WORK INSTRUCTIONS: Extend the synthetic division walkthrough below past its last sentence, writing out the steps that come next.

PASSAGE SHOWN:
Divide using synthetic division $$ ( 9x^{4}+37x^{3}+29x^{2}+4x-21 ) \div ( x-2 ) $$
The synthetic division table is:
$$ \begin{array}{c|rrrrr}2&9&37&29&4&-21\\& & 18& 110& 278& \color{black}{564} \\ \hline &\color{blue}{9}&\color{blue}{55}&\color{blue}{139}&\color{blue}{282}&\color{orangered}{543} \end{array} $$The solution is:
$$ \dfrac{ 9x^{4}+37x^{3}+29x^{2}+4x-21 }{ x-2 } = \color{blue}{9x^{3}+55x^{2}+139x+282} ~+~ \dfrac{ \color{red}{ 543 } }{ x-2 } $$Step 1 : Write down the coefficients of the dividend into division table. Put the zero from $ x -2 = 0 $ ( $ x = \color{blue}{ 2 } $ ) at the left.
$$ \begin{array}{c|rrrrr}\color{blue}{2}&9&37&29&4&-21\\& & & & & \\ \hline &&&&& \end{array} $$Step 1 : Bring down the leading coefficient to the bottom row.
$$ \begin{array}{c|rrrrr}2&\color{orangered}{ 9 }&37&29&4&-21\\& & & & & \\ \hline &\color{orangered}{9}&&&& \end{array} $$Step 2 : Multiply by the number on the left, and carry the result into the next column: $ \color{blue}{ 2 } \cdot \color{blue}{ 9 } = \color{blue}{ 18 } $.
$$ \begin{array}{c|rrrrr}\color{blue}{2}&9&37&29&4&-21\\& & \color{blue}{18} & & & \\ \hline &\color{blue}{9}&&&& \end{array} $$Step 3 : Add down last column: $ \color{orangered}{ 37 } + \color{orangered}{ 18 } = \color{orangered}{ 55 } $
$$ \begin{array}{c|rrrrr}2&9&\color{orangered}{ 37 }&29&4&-21\\& & \color{orangered}{18} & & & \\ \hline &9&\color{orangered}{55}&&& \end{array} $$Step 4 : Multiply by the number on the left, and carry the result into the next column: $ \color{blue}{ 2 } \cdot \color{blue}{ 55 } = \color{blue}{ 110 } $.
$$ \begin{array}{c|rrrrr}\color{blue}{2}&9&37&29&4&-21\\& & 18& \color{blue}{110} & & \\ \hline &9&\color{blue}{55}&&& \end{array} $$Step 5 : Add down last column: $ \color{orangered}{ 29 } + \color{orangered}{ 110 } = \color{orangered}{ 139 } $
$$ \begin{array}{c|rrrrr}2&9&37&\color{orangered}{ 29 }&4&-21\\& & 18& \color{orangered}{110} & & \\ \hline &9&55&\color{orangered}{139}&& \end{array} $$Step 6 : Multiply by the number on the left, and carry the result into the next column: $ \color{blue}{ 2 } \cdot \color{blue}{ 139 } = \color{blue}{ 278 } $.

ENTRIES SUPPLIED:
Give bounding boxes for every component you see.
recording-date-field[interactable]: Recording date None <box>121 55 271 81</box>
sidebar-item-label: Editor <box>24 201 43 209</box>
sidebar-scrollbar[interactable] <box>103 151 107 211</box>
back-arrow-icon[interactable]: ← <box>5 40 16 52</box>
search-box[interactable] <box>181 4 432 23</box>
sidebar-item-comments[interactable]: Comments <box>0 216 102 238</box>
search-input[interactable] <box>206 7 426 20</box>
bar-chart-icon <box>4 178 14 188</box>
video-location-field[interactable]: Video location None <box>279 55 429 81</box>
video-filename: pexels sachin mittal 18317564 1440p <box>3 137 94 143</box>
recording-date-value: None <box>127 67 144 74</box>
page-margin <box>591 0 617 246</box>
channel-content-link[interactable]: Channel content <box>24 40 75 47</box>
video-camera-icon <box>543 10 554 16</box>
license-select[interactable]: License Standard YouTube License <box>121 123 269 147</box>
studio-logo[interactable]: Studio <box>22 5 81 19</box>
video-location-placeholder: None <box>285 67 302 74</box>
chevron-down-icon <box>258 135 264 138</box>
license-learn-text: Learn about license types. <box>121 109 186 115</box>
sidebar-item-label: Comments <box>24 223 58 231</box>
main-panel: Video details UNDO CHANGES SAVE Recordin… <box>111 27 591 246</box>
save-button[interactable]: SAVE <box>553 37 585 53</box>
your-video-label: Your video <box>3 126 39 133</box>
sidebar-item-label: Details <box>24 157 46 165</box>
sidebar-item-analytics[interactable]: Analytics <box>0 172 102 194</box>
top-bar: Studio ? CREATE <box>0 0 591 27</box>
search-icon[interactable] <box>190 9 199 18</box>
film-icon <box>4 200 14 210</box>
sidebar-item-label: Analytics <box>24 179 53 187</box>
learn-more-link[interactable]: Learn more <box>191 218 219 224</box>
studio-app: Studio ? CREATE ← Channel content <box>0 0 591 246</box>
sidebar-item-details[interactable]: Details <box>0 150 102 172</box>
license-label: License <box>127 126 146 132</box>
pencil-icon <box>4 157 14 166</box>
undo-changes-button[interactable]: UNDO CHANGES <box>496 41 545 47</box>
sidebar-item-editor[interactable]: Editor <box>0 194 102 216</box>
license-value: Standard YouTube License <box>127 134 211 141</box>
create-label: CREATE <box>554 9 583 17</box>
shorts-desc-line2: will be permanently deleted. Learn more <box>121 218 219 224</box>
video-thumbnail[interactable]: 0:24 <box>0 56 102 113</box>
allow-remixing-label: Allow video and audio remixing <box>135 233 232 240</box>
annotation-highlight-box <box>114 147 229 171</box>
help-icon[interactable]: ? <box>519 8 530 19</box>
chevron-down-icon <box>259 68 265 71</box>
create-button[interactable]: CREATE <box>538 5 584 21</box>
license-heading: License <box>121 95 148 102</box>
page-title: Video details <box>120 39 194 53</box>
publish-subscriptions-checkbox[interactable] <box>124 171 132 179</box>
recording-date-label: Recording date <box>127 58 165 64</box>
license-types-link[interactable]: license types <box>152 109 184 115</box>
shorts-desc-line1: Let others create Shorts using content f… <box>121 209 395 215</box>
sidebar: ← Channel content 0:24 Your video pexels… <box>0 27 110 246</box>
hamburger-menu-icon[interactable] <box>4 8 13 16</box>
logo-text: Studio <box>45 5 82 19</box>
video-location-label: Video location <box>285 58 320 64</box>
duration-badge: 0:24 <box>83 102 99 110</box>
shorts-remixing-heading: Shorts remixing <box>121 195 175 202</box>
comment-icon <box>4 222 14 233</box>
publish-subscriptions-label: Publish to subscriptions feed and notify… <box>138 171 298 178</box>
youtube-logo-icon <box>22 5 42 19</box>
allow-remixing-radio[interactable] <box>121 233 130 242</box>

ANSWER TO THIS PROBLEM:
$$ \begin{array}{c|rrrrr}\color{blue}{2}&9&37&29&4&-21\\& & 18& 110& \color{blue}{278} & \\ \hline &9&55&\color{blue}{139}&& \end{array} $$Step 7 : Add down last column: $ \color{orangered}{ 4 } + \color{orangered}{ 278 } = \color{orangered}{ 282 } $
$$ \begin{array}{c|rrrrr}2&9&37&29&\color{orangered}{ 4 }&-21\\& & 18& 110& \color{orangered}{278} & \\ \hline &9&55&139&\color{orangered}{282}& \end{array} $$Step 8 : Multiply by the number on the left, and carry the result into the next column: $ \color{blue}{ 2 } \cdot \color{blue}{ 282 } = \color{blue}{ 564 } $.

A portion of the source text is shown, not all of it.